Source excerpt.
.....
Detection of the presence of sulfite ion as an acid radical in inorganic salts such as potassium sulfite.


Detection of the presence of sulfite as acid radical using specific chemical reagents.

Learning Objectives (ILO’s)

  • Define and differentiate between sulfite ions and other acid radicals through their chemical formulas.

  • Classify inorganic salts according to their acid radicals.

  • Compare between sulfite and other first group members in terms of chemical structures, properties and reactions.

  • Identify sulfite radicals containing salts experimentally.

  • Select the appropriate reagents to detect the presence of sulfite radical.

  • Balance the chemical equations of chemical reactions.

Theoretical Background/Context

Sulfite is the conjugate base of bisulfite. Although sulfonic acid is not commonly available, its salts are highly abundant naturally in many foods and are commonly utilized as food additives.
Although sulfite ion is counted as a weak base, it undergoes hydrolysis to produce basic solutions.
SO32− (aq) + H2O (l) ↔ HSO3− (aq) + OH− (aq)
In the presence of an acidic solution, the equilibrium is shifted towards formation of sulfurous acid, leading to sulfur dioxide (SO2) gas evolution. Sulfur dioxide is a colorless gas with a characteristic pungent odor.
HSO3− (aq) + 2 H2O (l) ↔ H2SO3 (aq) + OH− (aq)
H2SO3 (aq) ↔ H2O (l) + SO2 (g)
Sulfite ions get oxidized easily upon exposure to oxygen in air.
 2 SO32− (aq) + O2 (g) ↔ 2 SO42− (aq)
Therefore, sulfite and sulfur dioxide could decolorize permanganate solution. Therefore, the reaction can be used to test for sulfur dioxide.
.....
Provided records.
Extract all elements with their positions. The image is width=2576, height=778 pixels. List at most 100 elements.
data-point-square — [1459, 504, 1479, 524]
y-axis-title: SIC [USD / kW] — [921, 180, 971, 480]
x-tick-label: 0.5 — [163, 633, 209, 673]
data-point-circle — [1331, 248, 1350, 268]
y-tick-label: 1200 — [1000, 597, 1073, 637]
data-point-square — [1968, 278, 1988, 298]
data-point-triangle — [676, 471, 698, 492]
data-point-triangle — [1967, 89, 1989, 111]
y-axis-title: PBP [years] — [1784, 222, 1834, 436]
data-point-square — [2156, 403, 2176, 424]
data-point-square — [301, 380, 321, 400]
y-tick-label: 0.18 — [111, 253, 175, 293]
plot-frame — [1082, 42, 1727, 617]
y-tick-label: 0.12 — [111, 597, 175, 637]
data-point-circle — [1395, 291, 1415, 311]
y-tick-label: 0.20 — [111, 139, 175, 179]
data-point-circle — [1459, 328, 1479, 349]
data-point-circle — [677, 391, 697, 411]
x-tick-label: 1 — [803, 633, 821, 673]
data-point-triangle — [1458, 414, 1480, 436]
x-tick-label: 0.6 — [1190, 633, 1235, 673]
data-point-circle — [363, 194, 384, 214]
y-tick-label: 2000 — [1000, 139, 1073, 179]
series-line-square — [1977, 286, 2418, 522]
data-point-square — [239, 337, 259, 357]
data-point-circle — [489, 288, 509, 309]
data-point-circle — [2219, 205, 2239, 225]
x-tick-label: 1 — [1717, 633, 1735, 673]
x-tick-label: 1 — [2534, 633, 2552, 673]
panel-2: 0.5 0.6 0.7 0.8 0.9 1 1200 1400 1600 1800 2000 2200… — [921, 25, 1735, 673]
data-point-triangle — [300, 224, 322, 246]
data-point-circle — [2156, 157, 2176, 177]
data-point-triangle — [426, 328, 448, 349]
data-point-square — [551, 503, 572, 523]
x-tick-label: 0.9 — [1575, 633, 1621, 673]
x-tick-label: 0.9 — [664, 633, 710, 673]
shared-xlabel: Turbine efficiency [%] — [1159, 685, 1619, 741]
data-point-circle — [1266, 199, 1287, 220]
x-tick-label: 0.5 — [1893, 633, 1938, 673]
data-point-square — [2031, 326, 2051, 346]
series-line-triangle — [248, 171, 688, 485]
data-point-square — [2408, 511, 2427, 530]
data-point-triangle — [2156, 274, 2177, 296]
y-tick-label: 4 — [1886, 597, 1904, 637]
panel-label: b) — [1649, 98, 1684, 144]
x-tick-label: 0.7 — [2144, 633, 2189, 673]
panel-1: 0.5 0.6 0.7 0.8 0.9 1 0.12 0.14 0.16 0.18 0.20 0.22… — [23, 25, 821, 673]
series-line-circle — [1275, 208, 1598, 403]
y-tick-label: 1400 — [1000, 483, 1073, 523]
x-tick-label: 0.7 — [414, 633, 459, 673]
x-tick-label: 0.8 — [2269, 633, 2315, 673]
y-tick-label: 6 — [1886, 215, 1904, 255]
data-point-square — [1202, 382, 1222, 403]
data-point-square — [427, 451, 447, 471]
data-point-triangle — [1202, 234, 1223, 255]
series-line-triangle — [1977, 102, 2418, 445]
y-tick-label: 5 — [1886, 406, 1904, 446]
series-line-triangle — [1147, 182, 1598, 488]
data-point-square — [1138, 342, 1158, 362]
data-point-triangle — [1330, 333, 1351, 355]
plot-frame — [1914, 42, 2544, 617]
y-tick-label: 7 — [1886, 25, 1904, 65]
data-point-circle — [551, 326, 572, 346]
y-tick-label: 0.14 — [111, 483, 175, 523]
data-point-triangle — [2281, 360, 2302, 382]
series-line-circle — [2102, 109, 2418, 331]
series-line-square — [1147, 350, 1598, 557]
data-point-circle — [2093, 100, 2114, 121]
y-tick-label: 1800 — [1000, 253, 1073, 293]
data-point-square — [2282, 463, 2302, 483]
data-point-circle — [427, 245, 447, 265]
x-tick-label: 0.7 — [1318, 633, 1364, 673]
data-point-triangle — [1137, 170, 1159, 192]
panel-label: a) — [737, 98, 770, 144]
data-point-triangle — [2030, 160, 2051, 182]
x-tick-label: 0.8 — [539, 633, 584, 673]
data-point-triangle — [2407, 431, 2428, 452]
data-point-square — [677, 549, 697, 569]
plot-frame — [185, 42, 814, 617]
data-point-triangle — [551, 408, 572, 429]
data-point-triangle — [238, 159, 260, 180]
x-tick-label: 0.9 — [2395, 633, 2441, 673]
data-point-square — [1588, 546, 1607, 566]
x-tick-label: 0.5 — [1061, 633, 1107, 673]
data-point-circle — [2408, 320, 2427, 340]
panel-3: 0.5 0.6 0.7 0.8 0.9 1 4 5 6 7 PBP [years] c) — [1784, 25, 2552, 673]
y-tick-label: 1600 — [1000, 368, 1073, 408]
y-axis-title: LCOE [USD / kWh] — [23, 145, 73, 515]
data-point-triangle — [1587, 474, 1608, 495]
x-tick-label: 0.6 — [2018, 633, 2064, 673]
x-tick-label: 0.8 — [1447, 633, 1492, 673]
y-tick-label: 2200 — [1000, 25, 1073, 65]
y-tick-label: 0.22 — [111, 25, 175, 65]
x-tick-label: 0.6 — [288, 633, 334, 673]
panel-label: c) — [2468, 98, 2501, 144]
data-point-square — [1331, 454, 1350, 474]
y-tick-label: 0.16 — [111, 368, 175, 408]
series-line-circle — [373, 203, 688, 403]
.....
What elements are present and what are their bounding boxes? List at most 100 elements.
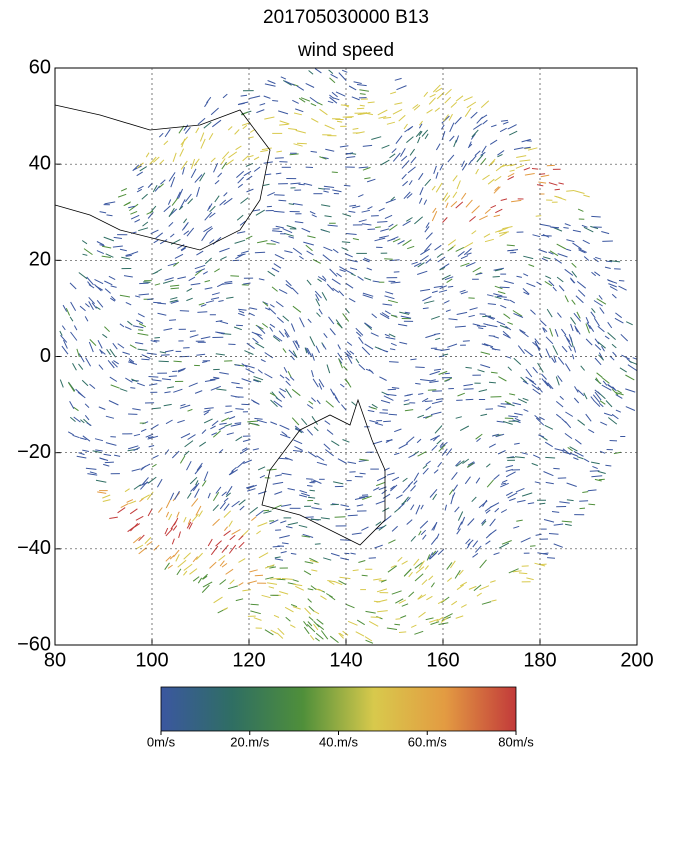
.....
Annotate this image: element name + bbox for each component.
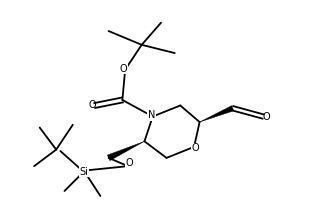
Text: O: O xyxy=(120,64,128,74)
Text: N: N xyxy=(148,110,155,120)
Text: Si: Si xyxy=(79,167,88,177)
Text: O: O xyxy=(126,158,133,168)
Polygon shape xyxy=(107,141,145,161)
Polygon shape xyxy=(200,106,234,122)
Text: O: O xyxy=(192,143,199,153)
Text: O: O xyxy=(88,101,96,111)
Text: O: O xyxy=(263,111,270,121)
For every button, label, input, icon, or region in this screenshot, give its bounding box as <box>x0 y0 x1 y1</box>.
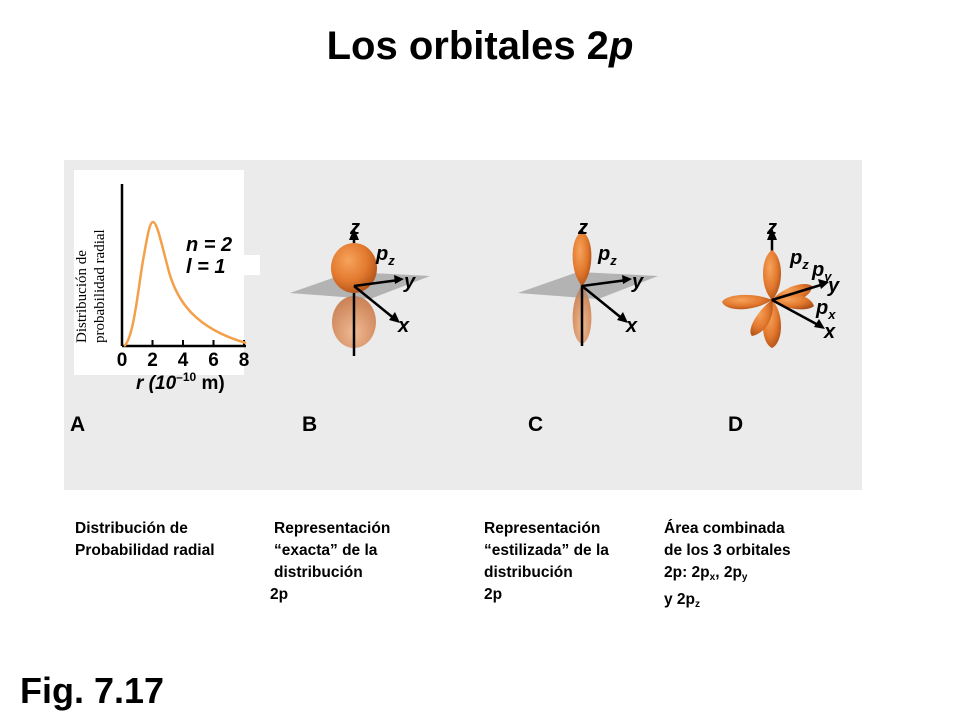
.....
Task set.
• A. Output the stretch of the sulfite detection text from "Theoretical Background/Context" through "2 SO42− (aq)", copied word for word.
• B. Please return the lines of the entries from the line that contains "Extract all elements" through the line that contains "data-point-triangle — [2156, 274, 2177, 296]", both included, reproduced without any change.

Task-by-task solutions.
• A.
Theoretical Background/Context

Sulfite is the conjugate base of bisulfite. Although sulfonic acid is not commonly available, its salts are highly abundant naturally in many foods and are commonly utilized as food additives.
Although sulfite ion is counted as a weak base, it undergoes hydrolysis to produce basic solutions.
SO32− (aq) + H2O (l) ↔ HSO3− (aq) + OH− (aq)
In the presence of an acidic solution, the equilibrium is shifted towards formation of sulfurous acid, leading to sulfur dioxide (SO2) gas evolution. Sulfur dioxide is a colorless gas with a characteristic pungent odor.
HSO3− (aq) + 2 H2O (l) ↔ H2SO3 (aq) + OH− (aq)
H2SO3 (aq) ↔ H2O (l) + SO2 (g)
Sulfite ions get oxidized easily upon exposure to oxygen in air.
 2 SO32− (aq) + O2 (g) ↔ 2 SO42− (aq)

• B.
Extract all elements with their positions. The image is width=2576, height=778 pixels. List at most 100 elements.
data-point-square — [1459, 504, 1479, 524]
y-axis-title: SIC [USD / kW] — [921, 180, 971, 480]
x-tick-label: 0.5 — [163, 633, 209, 673]
data-point-circle — [1331, 248, 1350, 268]
y-tick-label: 1200 — [1000, 597, 1073, 637]
data-point-square — [1968, 278, 1988, 298]
data-point-triangle — [676, 471, 698, 492]
data-point-triangle — [1967, 89, 1989, 111]
y-axis-title: PBP [years] — [1784, 222, 1834, 436]
data-point-square — [2156, 403, 2176, 424]
data-point-square — [301, 380, 321, 400]
y-tick-label: 0.18 — [111, 253, 175, 293]
plot-frame — [1082, 42, 1727, 617]
y-tick-label: 0.12 — [111, 597, 175, 637]
data-point-circle — [1395, 291, 1415, 311]
y-tick-label: 0.20 — [111, 139, 175, 179]
data-point-circle — [1459, 328, 1479, 349]
data-point-circle — [677, 391, 697, 411]
x-tick-label: 1 — [803, 633, 821, 673]
data-point-triangle — [1458, 414, 1480, 436]
x-tick-label: 0.6 — [1190, 633, 1235, 673]
data-point-circle — [363, 194, 384, 214]
y-tick-label: 2000 — [1000, 139, 1073, 179]
series-line-square — [1977, 286, 2418, 522]
data-point-square — [239, 337, 259, 357]
data-point-circle — [489, 288, 509, 309]
data-point-circle — [2219, 205, 2239, 225]
x-tick-label: 1 — [1717, 633, 1735, 673]
x-tick-label: 1 — [2534, 633, 2552, 673]
panel-2: 0.5 0.6 0.7 0.8 0.9 1 1200 1400 1600 1800 2000 2200… — [921, 25, 1735, 673]
data-point-triangle — [300, 224, 322, 246]
data-point-circle — [2156, 157, 2176, 177]
data-point-triangle — [426, 328, 448, 349]
data-point-square — [551, 503, 572, 523]
x-tick-label: 0.9 — [1575, 633, 1621, 673]
x-tick-label: 0.9 — [664, 633, 710, 673]
shared-xlabel: Turbine efficiency [%] — [1159, 685, 1619, 741]
data-point-circle — [1266, 199, 1287, 220]
x-tick-label: 0.5 — [1893, 633, 1938, 673]
data-point-square — [2031, 326, 2051, 346]
series-line-triangle — [248, 171, 688, 485]
data-point-square — [2408, 511, 2427, 530]
data-point-triangle — [2156, 274, 2177, 296]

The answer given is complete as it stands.